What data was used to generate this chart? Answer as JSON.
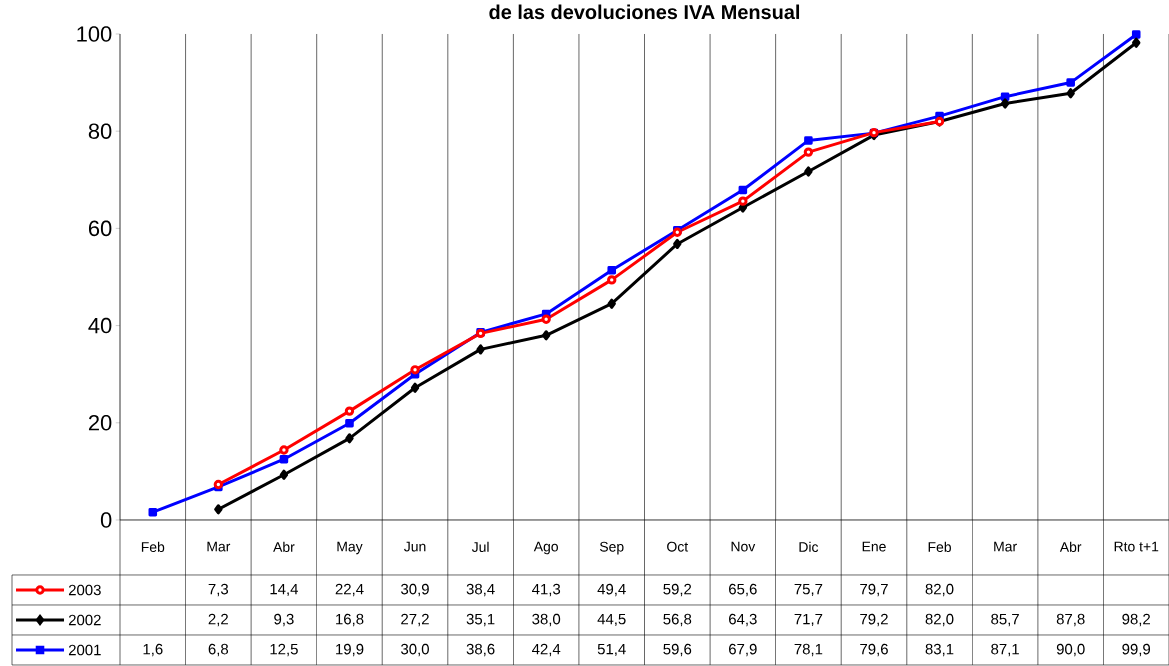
{
  "chart_data": {
    "type": "line",
    "title": "de las devoluciones IVA Mensual",
    "categories": [
      "Feb",
      "Mar",
      "Abr",
      "May",
      "Jun",
      "Jul",
      "Ago",
      "Sep",
      "Oct",
      "Nov",
      "Dic",
      "Ene",
      "Feb",
      "Mar",
      "Abr",
      "Rto t+1"
    ],
    "series": [
      {
        "name": "2003",
        "color": "#ff0000",
        "marker": "circle",
        "values": [
          null,
          7.3,
          14.4,
          22.4,
          30.9,
          38.4,
          41.3,
          49.4,
          59.2,
          65.6,
          75.7,
          79.7,
          82.0,
          null,
          null,
          null
        ],
        "value_labels": [
          null,
          "7,3",
          "14,4",
          "22,4",
          "30,9",
          "38,4",
          "41,3",
          "49,4",
          "59,2",
          "65,6",
          "75,7",
          "79,7",
          "82,0",
          null,
          null,
          null
        ]
      },
      {
        "name": "2002",
        "color": "#000000",
        "marker": "diamond",
        "values": [
          null,
          2.2,
          9.3,
          16.8,
          27.2,
          35.1,
          38.0,
          44.5,
          56.8,
          64.3,
          71.7,
          79.2,
          82.0,
          85.7,
          87.8,
          98.2
        ],
        "value_labels": [
          null,
          "2,2",
          "9,3",
          "16,8",
          "27,2",
          "35,1",
          "38,0",
          "44,5",
          "56,8",
          "64,3",
          "71,7",
          "79,2",
          "82,0",
          "85,7",
          "87,8",
          "98,2"
        ]
      },
      {
        "name": "2001",
        "color": "#0000ff",
        "marker": "square",
        "values": [
          1.6,
          6.8,
          12.5,
          19.9,
          30.0,
          38.6,
          42.4,
          51.4,
          59.6,
          67.9,
          78.1,
          79.6,
          83.1,
          87.1,
          90.0,
          99.9
        ],
        "value_labels": [
          "1,6",
          "6,8",
          "12,5",
          "19,9",
          "30,0",
          "38,6",
          "42,4",
          "51,4",
          "59,6",
          "67,9",
          "78,1",
          "79,6",
          "83,1",
          "87,1",
          "90,0",
          "99,9"
        ]
      }
    ],
    "ylim": [
      0,
      100
    ],
    "yticks": [
      0,
      20,
      40,
      60,
      80,
      100
    ],
    "grid": "x",
    "legend": "bottom",
    "line_style": "solid"
  }
}
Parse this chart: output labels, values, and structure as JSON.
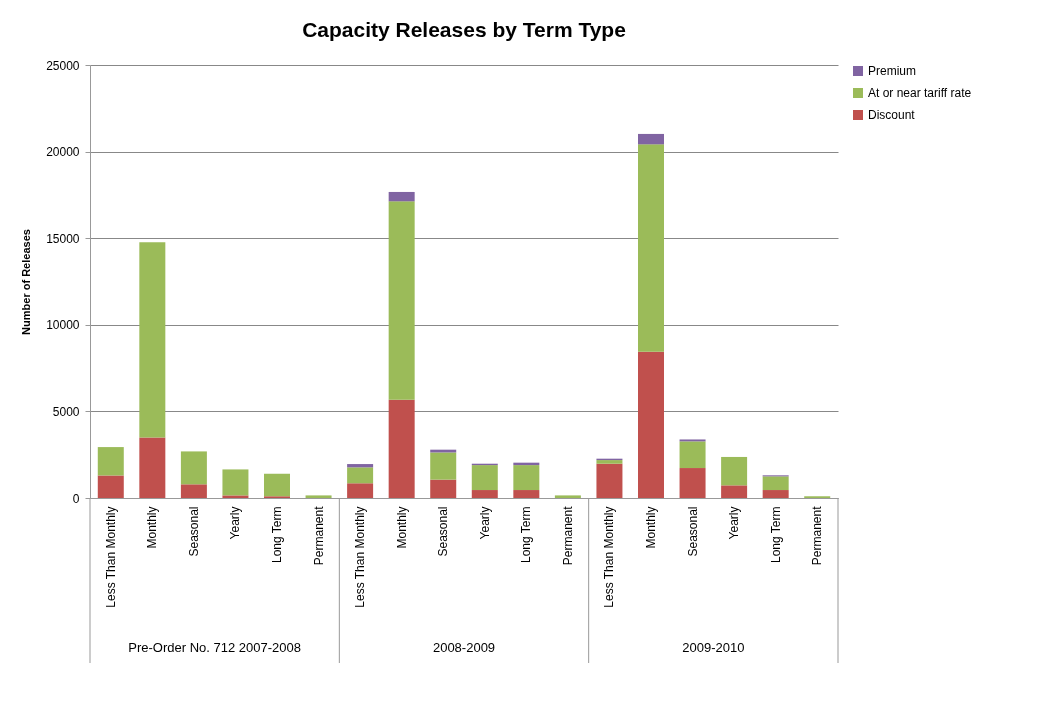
{
  "chart_data": {
    "type": "bar",
    "title": "Capacity Releases by Term Type",
    "ylabel": "Number of Releases",
    "categories": [
      "Less Than Monthly",
      "Monthly",
      "Seasonal",
      "Yearly",
      "Long Term",
      "Permanent",
      "Less Than Monthly",
      "Monthly",
      "Seasonal",
      "Yearly",
      "Long Term",
      "Permanent",
      "Less Than Monthly",
      "Monthly",
      "Seasonal",
      "Yearly",
      "Long Term",
      "Permanent"
    ],
    "annotations": [
      "Pre-Order No. 712 2007-2008",
      "2008-2009",
      "2009-2010"
    ],
    "stacked": true,
    "ylim": [
      0,
      25000
    ],
    "yticks": [
      0,
      5000,
      10000,
      15000,
      20000,
      25000
    ],
    "grid": "y",
    "legend": "right",
    "series": [
      {
        "name": "Discount",
        "color": "#c0504d",
        "values": [
          1300,
          3500,
          790,
          150,
          100,
          0,
          850,
          5670,
          1060,
          460,
          460,
          0,
          1980,
          8440,
          1730,
          730,
          460,
          0
        ]
      },
      {
        "name": "At or near tariff rate",
        "color": "#9bbb59",
        "values": [
          1640,
          11270,
          1900,
          1500,
          1300,
          150,
          920,
          11460,
          1570,
          1440,
          1440,
          150,
          210,
          11980,
          1540,
          1640,
          790,
          100
        ]
      },
      {
        "name": "Premium",
        "color": "#8064a2",
        "values": [
          0,
          0,
          0,
          0,
          0,
          0,
          190,
          540,
          160,
          80,
          140,
          0,
          80,
          600,
          110,
          0,
          60,
          0
        ]
      }
    ]
  }
}
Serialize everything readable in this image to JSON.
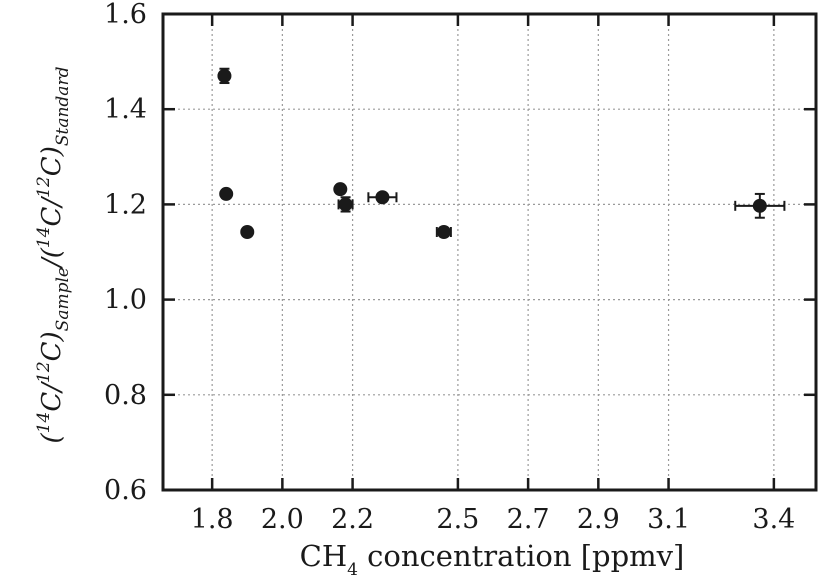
{
  "chart_data": {
    "type": "scatter",
    "title": "",
    "xlabel": "CH",
    "xlabel_sub": "4",
    "xlabel_rest": " concentration [ppmv]",
    "ylabel": "(14C/12C)Sample/(14C/12C)Standard",
    "xlim": [
      1.66,
      3.52
    ],
    "ylim": [
      0.6,
      1.6
    ],
    "xticks": [
      1.8,
      2.0,
      2.2,
      2.5,
      2.7,
      2.9,
      3.1,
      3.4
    ],
    "xtick_labels": [
      "1.8",
      "2.0",
      "2.2",
      "2.5",
      "2.7",
      "2.9",
      "3.1",
      "3.4"
    ],
    "yticks": [
      0.6,
      0.8,
      1.0,
      1.2,
      1.4,
      1.6
    ],
    "ytick_labels": [
      "0.6",
      "0.8",
      "1.0",
      "1.2",
      "1.4",
      "1.6"
    ],
    "grid": true,
    "points": [
      {
        "x": 1.835,
        "y": 1.47,
        "xerr": 0.0,
        "yerr": 0.015
      },
      {
        "x": 1.84,
        "y": 1.222,
        "xerr": 0.01,
        "yerr": 0.008
      },
      {
        "x": 1.9,
        "y": 1.142,
        "xerr": 0.0,
        "yerr": 0.006
      },
      {
        "x": 2.165,
        "y": 1.232,
        "xerr": 0.0,
        "yerr": 0.008
      },
      {
        "x": 2.18,
        "y": 1.2,
        "xerr": 0.02,
        "yerr": 0.015
      },
      {
        "x": 2.285,
        "y": 1.215,
        "xerr": 0.04,
        "yerr": 0.006
      },
      {
        "x": 2.46,
        "y": 1.142,
        "xerr": 0.02,
        "yerr": 0.006
      },
      {
        "x": 3.36,
        "y": 1.197,
        "xerr": 0.07,
        "yerr": 0.025
      }
    ]
  }
}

• • • • • • •

### TASK REQUIREMENTS
All records must be output exactly as they are, except for the pictures, which are left out.

### RESPONSE
What data was used to generate this chart? Answer as JSON.
{
  "chart_data": {
    "type": "line",
    "title": "de las devoluciones IVA Mensual",
    "categories": [
      "Feb",
      "Mar",
      "Abr",
      "May",
      "Jun",
      "Jul",
      "Ago",
      "Sep",
      "Oct",
      "Nov",
      "Dic",
      "Ene",
      "Feb",
      "Mar",
      "Abr",
      "Rto t+1"
    ],
    "series": [
      {
        "name": "2003",
        "color": "#ff0000",
        "marker": "circle",
        "values": [
          null,
          7.3,
          14.4,
          22.4,
          30.9,
          38.4,
          41.3,
          49.4,
          59.2,
          65.6,
          75.7,
          79.7,
          82.0,
          null,
          null,
          null
        ],
        "value_labels": [
          null,
          "7,3",
          "14,4",
          "22,4",
          "30,9",
          "38,4",
          "41,3",
          "49,4",
          "59,2",
          "65,6",
          "75,7",
          "79,7",
          "82,0",
          null,
          null,
          null
        ]
      },
      {
        "name": "2002",
        "color": "#000000",
        "marker": "diamond",
        "values": [
          null,
          2.2,
          9.3,
          16.8,
          27.2,
          35.1,
          38.0,
          44.5,
          56.8,
          64.3,
          71.7,
          79.2,
          82.0,
          85.7,
          87.8,
          98.2
        ],
        "value_labels": [
          null,
          "2,2",
          "9,3",
          "16,8",
          "27,2",
          "35,1",
          "38,0",
          "44,5",
          "56,8",
          "64,3",
          "71,7",
          "79,2",
          "82,0",
          "85,7",
          "87,8",
          "98,2"
        ]
      },
      {
        "name": "2001",
        "color": "#0000ff",
        "marker": "square",
        "values": [
          1.6,
          6.8,
          12.5,
          19.9,
          30.0,
          38.6,
          42.4,
          51.4,
          59.6,
          67.9,
          78.1,
          79.6,
          83.1,
          87.1,
          90.0,
          99.9
        ],
        "value_labels": [
          "1,6",
          "6,8",
          "12,5",
          "19,9",
          "30,0",
          "38,6",
          "42,4",
          "51,4",
          "59,6",
          "67,9",
          "78,1",
          "79,6",
          "83,1",
          "87,1",
          "90,0",
          "99,9"
        ]
      }
    ],
    "ylim": [
      0,
      100
    ],
    "yticks": [
      0,
      20,
      40,
      60,
      80,
      100
    ],
    "grid": "x",
    "legend": "bottom",
    "line_style": "solid"
  }
}
Parse this chart: output labels, values, and structure as JSON.
{
  "chart_data": {
    "type": "bar",
    "title": "Capacity Releases by Term Type",
    "ylabel": "Number of Releases",
    "categories": [
      "Less Than Monthly",
      "Monthly",
      "Seasonal",
      "Yearly",
      "Long Term",
      "Permanent",
      "Less Than Monthly",
      "Monthly",
      "Seasonal",
      "Yearly",
      "Long Term",
      "Permanent",
      "Less Than Monthly",
      "Monthly",
      "Seasonal",
      "Yearly",
      "Long Term",
      "Permanent"
    ],
    "annotations": [
      "Pre-Order No. 712 2007-2008",
      "2008-2009",
      "2009-2010"
    ],
    "stacked": true,
    "ylim": [
      0,
      25000
    ],
    "yticks": [
      0,
      5000,
      10000,
      15000,
      20000,
      25000
    ],
    "grid": "y",
    "legend": "right",
    "series": [
      {
        "name": "Discount",
        "color": "#c0504d",
        "values": [
          1300,
          3500,
          790,
          150,
          100,
          0,
          850,
          5670,
          1060,
          460,
          460,
          0,
          1980,
          8440,
          1730,
          730,
          460,
          0
        ]
      },
      {
        "name": "At or near tariff rate",
        "color": "#9bbb59",
        "values": [
          1640,
          11270,
          1900,
          1500,
          1300,
          150,
          920,
          11460,
          1570,
          1440,
          1440,
          150,
          210,
          11980,
          1540,
          1640,
          790,
          100
        ]
      },
      {
        "name": "Premium",
        "color": "#8064a2",
        "values": [
          0,
          0,
          0,
          0,
          0,
          0,
          190,
          540,
          160,
          80,
          140,
          0,
          80,
          600,
          110,
          0,
          60,
          0
        ]
      }
    ]
  }
}
Serialize everything readable in this image to JSON.
{
  "chart_data": {
    "type": "scatter",
    "title": "",
    "xlabel": "CH",
    "xlabel_sub": "4",
    "xlabel_rest": " concentration [ppmv]",
    "ylabel": "(14C/12C)Sample/(14C/12C)Standard",
    "xlim": [
      1.66,
      3.52
    ],
    "ylim": [
      0.6,
      1.6
    ],
    "xticks": [
      1.8,
      2.0,
      2.2,
      2.5,
      2.7,
      2.9,
      3.1,
      3.4
    ],
    "xtick_labels": [
      "1.8",
      "2.0",
      "2.2",
      "2.5",
      "2.7",
      "2.9",
      "3.1",
      "3.4"
    ],
    "yticks": [
      0.6,
      0.8,
      1.0,
      1.2,
      1.4,
      1.6
    ],
    "ytick_labels": [
      "0.6",
      "0.8",
      "1.0",
      "1.2",
      "1.4",
      "1.6"
    ],
    "grid": true,
    "points": [
      {
        "x": 1.835,
        "y": 1.47,
        "xerr": 0.0,
        "yerr": 0.015
      },
      {
        "x": 1.84,
        "y": 1.222,
        "xerr": 0.01,
        "yerr": 0.008
      },
      {
        "x": 1.9,
        "y": 1.142,
        "xerr": 0.0,
        "yerr": 0.006
      },
      {
        "x": 2.165,
        "y": 1.232,
        "xerr": 0.0,
        "yerr": 0.008
      },
      {
        "x": 2.18,
        "y": 1.2,
        "xerr": 0.02,
        "yerr": 0.015
      },
      {
        "x": 2.285,
        "y": 1.215,
        "xerr": 0.04,
        "yerr": 0.006
      },
      {
        "x": 2.46,
        "y": 1.142,
        "xerr": 0.02,
        "yerr": 0.006
      },
      {
        "x": 3.36,
        "y": 1.197,
        "xerr": 0.07,
        "yerr": 0.025
      }
    ]
  }
}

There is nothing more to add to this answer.